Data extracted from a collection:
* * *
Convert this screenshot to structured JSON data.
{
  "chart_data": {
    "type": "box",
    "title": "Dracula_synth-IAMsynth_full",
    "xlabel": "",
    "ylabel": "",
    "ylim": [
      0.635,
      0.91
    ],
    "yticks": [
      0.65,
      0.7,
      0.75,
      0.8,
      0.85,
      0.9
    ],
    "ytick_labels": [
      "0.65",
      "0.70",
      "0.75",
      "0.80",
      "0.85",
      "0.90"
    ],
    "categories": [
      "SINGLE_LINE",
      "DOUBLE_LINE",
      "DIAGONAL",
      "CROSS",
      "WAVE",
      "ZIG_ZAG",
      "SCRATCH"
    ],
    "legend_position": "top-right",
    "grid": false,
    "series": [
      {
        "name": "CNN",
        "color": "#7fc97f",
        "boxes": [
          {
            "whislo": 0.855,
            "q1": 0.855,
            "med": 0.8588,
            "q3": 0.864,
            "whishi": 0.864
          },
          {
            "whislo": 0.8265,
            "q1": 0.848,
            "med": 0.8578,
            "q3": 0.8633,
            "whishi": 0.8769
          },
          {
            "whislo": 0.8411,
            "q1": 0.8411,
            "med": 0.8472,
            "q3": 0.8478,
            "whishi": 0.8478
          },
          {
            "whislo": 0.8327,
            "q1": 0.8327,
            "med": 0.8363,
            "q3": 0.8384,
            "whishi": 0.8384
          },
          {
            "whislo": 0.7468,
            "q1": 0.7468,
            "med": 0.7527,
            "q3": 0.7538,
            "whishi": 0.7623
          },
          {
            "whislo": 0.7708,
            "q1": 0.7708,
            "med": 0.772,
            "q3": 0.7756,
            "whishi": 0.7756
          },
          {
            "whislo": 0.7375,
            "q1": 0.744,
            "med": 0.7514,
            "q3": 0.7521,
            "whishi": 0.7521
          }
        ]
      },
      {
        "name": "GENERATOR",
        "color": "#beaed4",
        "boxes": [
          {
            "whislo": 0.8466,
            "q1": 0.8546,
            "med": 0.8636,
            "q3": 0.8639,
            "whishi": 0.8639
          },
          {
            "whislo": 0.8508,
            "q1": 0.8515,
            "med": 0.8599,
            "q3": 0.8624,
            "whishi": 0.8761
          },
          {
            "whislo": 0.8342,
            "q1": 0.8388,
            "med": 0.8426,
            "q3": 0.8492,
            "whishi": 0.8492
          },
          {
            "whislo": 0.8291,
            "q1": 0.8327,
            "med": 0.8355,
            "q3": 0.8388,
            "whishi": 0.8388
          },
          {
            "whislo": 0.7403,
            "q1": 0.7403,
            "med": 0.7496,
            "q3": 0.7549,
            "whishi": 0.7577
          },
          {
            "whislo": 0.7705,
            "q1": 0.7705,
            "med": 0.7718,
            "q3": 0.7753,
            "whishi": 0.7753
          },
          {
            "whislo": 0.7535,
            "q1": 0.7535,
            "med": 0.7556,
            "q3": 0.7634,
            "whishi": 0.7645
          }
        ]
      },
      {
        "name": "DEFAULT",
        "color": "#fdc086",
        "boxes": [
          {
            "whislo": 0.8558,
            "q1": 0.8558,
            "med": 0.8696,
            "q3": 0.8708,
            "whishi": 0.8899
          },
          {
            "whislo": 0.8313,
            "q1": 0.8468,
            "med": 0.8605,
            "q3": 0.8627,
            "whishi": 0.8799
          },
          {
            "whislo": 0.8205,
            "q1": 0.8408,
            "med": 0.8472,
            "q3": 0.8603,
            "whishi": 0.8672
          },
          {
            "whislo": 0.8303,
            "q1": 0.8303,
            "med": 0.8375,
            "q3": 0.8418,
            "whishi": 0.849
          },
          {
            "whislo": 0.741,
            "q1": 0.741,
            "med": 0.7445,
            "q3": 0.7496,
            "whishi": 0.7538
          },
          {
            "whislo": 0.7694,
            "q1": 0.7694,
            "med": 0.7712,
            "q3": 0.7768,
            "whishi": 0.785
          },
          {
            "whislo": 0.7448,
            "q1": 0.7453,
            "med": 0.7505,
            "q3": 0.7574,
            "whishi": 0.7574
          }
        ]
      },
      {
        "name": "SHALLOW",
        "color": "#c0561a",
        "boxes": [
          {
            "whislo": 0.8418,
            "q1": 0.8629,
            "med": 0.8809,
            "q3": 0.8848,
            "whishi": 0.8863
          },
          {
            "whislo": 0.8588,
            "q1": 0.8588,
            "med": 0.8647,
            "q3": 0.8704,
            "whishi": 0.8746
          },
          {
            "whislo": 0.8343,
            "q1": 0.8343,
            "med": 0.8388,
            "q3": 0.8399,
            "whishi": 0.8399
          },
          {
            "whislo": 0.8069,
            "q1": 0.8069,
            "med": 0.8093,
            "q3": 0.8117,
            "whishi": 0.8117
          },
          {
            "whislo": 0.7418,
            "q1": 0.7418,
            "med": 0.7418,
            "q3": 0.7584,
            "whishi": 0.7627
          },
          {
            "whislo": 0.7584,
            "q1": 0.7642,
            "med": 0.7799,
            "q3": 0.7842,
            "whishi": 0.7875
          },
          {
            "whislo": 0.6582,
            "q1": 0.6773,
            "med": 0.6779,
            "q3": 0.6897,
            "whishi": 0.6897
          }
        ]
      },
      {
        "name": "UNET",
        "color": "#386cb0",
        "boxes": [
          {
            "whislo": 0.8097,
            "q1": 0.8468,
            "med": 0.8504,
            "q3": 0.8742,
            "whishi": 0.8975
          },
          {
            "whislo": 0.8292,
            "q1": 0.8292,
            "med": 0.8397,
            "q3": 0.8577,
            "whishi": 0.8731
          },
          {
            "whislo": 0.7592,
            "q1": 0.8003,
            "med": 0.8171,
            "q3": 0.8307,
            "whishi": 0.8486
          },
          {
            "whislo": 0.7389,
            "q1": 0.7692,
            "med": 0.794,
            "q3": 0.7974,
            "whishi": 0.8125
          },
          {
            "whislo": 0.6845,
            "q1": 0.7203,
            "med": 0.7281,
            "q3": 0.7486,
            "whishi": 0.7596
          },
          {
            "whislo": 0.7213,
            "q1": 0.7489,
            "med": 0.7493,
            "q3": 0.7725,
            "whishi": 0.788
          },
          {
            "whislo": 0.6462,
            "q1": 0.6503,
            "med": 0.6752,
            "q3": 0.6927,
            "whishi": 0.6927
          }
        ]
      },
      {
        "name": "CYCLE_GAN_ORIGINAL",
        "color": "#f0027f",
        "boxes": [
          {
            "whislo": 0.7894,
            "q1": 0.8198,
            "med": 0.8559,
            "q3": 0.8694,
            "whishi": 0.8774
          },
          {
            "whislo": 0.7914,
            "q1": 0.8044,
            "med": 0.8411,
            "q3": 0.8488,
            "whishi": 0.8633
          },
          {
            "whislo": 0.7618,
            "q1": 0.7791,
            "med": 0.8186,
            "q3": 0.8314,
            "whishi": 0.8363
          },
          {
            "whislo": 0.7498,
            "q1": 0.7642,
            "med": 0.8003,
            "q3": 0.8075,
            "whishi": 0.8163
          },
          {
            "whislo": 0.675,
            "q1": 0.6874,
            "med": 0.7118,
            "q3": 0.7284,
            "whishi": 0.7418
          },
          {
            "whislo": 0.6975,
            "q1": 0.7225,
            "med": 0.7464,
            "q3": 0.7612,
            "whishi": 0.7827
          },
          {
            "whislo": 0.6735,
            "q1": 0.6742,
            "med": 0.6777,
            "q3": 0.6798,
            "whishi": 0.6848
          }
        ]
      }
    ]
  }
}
* * *
_EXERCISE REQUIREMENTS_: Go through the listing above and locate each line that holds the word "name". Copy those lines.

_ANSWER TO THIS EXERCISE_:
        "name": "CNN",
        "name": "GENERATOR",
        "name": "DEFAULT",
        "name": "SHALLOW",
        "name": "UNET",
        "name": "CYCLE_GAN_ORIGINAL",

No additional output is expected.